• _What to work on_:
Select from the data all lines with the word "content".

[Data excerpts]

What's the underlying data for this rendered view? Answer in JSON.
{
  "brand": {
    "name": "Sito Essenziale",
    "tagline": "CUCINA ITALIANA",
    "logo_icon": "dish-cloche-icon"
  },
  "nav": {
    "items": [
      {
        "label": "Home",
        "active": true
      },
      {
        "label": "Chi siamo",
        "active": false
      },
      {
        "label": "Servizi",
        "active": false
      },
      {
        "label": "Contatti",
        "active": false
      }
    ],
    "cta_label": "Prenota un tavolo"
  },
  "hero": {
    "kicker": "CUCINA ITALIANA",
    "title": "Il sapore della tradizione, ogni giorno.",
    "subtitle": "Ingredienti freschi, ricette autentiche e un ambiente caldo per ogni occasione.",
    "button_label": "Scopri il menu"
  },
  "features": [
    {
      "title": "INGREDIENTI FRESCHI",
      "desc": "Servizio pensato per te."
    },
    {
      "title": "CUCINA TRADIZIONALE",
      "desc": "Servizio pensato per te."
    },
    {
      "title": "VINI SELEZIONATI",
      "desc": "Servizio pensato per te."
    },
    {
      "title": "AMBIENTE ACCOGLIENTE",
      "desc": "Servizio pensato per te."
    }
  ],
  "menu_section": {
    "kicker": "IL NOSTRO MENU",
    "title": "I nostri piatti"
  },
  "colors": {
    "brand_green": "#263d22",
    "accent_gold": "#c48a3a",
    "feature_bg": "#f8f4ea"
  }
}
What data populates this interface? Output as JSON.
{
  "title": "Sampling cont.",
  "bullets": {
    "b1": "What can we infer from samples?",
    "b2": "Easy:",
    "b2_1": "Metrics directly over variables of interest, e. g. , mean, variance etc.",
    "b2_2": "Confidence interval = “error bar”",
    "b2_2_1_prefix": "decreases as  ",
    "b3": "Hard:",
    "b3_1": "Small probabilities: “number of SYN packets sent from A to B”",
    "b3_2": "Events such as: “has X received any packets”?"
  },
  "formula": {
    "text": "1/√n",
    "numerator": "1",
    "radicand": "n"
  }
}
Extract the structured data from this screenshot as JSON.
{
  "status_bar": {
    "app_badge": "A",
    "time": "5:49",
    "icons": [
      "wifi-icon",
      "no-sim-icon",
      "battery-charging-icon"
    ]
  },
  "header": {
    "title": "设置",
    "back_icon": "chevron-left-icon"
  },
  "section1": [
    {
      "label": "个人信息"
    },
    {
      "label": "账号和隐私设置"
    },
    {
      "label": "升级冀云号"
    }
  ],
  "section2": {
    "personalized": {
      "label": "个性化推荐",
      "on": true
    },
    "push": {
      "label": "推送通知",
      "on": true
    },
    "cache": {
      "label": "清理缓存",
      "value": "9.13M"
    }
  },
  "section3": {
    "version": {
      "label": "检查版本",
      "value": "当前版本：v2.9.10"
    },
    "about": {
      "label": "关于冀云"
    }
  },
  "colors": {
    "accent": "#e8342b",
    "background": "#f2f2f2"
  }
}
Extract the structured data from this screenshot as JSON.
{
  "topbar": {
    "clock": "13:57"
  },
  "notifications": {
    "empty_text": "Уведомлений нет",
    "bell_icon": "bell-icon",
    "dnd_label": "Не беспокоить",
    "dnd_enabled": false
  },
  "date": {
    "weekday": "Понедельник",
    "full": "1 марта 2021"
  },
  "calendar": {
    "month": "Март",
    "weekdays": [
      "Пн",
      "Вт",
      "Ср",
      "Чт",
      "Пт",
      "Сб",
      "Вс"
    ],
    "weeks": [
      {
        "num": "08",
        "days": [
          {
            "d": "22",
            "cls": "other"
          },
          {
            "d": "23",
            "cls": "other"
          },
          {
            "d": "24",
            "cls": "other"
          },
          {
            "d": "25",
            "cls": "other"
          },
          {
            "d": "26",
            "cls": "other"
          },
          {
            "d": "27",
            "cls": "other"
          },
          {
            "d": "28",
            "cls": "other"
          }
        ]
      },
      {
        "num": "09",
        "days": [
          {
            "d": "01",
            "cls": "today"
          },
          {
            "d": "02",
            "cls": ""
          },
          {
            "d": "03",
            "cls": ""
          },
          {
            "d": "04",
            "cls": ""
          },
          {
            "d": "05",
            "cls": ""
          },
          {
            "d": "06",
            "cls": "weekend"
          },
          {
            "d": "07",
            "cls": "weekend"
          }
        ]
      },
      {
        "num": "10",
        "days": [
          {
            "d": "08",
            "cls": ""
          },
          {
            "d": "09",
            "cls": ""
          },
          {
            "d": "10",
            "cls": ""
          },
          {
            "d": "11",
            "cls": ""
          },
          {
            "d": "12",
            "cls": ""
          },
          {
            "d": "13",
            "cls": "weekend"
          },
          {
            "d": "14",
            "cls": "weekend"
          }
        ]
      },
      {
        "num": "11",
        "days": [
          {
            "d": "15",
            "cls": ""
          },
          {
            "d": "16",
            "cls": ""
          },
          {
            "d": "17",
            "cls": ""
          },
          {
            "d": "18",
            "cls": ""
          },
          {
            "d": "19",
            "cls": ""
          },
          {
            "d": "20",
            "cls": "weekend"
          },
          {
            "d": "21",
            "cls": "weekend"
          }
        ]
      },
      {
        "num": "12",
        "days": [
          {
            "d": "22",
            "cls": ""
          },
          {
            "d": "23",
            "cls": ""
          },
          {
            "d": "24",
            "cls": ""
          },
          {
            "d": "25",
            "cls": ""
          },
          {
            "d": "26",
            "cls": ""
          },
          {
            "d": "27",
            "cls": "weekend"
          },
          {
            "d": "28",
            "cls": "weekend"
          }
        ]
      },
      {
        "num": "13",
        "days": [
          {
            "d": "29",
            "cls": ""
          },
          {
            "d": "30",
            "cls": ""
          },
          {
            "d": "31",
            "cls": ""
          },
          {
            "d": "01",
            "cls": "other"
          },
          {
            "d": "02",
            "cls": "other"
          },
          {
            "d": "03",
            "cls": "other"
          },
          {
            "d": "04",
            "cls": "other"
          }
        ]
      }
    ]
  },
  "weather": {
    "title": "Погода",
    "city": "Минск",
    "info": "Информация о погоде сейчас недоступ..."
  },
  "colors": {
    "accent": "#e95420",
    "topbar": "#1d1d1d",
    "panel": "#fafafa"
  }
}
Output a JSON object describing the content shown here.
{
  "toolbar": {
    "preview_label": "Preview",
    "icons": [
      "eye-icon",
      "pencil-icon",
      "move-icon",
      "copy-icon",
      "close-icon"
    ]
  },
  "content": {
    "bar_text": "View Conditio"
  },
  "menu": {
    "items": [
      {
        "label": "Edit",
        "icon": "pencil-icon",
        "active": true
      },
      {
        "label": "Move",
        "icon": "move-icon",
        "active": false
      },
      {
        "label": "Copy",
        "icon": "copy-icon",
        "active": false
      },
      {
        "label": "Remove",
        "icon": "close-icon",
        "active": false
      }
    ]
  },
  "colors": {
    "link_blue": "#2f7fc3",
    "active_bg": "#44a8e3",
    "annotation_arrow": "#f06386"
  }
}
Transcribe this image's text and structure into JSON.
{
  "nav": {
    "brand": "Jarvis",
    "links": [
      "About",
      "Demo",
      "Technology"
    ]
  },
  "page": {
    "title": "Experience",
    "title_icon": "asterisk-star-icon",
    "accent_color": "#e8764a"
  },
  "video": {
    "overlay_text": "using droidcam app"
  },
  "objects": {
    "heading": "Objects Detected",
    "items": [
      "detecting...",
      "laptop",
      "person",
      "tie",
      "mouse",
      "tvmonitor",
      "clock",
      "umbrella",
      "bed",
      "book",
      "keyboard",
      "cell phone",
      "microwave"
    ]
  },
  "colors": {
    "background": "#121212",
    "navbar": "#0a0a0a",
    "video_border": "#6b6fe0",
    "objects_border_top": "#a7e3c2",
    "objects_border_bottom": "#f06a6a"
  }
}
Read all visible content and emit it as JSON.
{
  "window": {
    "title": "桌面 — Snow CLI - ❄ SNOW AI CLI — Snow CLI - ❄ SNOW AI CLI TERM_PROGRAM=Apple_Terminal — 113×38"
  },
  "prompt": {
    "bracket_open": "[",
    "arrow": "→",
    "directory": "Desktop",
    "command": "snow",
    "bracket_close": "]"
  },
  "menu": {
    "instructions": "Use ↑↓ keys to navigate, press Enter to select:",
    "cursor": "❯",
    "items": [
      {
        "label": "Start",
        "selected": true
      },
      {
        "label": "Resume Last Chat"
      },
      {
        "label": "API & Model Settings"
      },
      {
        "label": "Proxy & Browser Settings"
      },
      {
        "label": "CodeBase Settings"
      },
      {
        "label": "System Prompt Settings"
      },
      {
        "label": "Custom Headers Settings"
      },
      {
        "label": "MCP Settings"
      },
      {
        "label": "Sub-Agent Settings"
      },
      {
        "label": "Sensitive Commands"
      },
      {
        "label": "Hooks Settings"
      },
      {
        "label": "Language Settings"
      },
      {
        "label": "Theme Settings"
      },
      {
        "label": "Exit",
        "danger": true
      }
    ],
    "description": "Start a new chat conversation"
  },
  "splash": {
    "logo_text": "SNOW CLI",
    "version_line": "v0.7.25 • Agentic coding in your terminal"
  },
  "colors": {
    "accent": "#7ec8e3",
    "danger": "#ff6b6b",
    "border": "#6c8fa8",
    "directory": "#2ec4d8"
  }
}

• _Result below_:
Output a JSON object describing the content shown here.
  "content": {
Read all visible content and emit it as JSON.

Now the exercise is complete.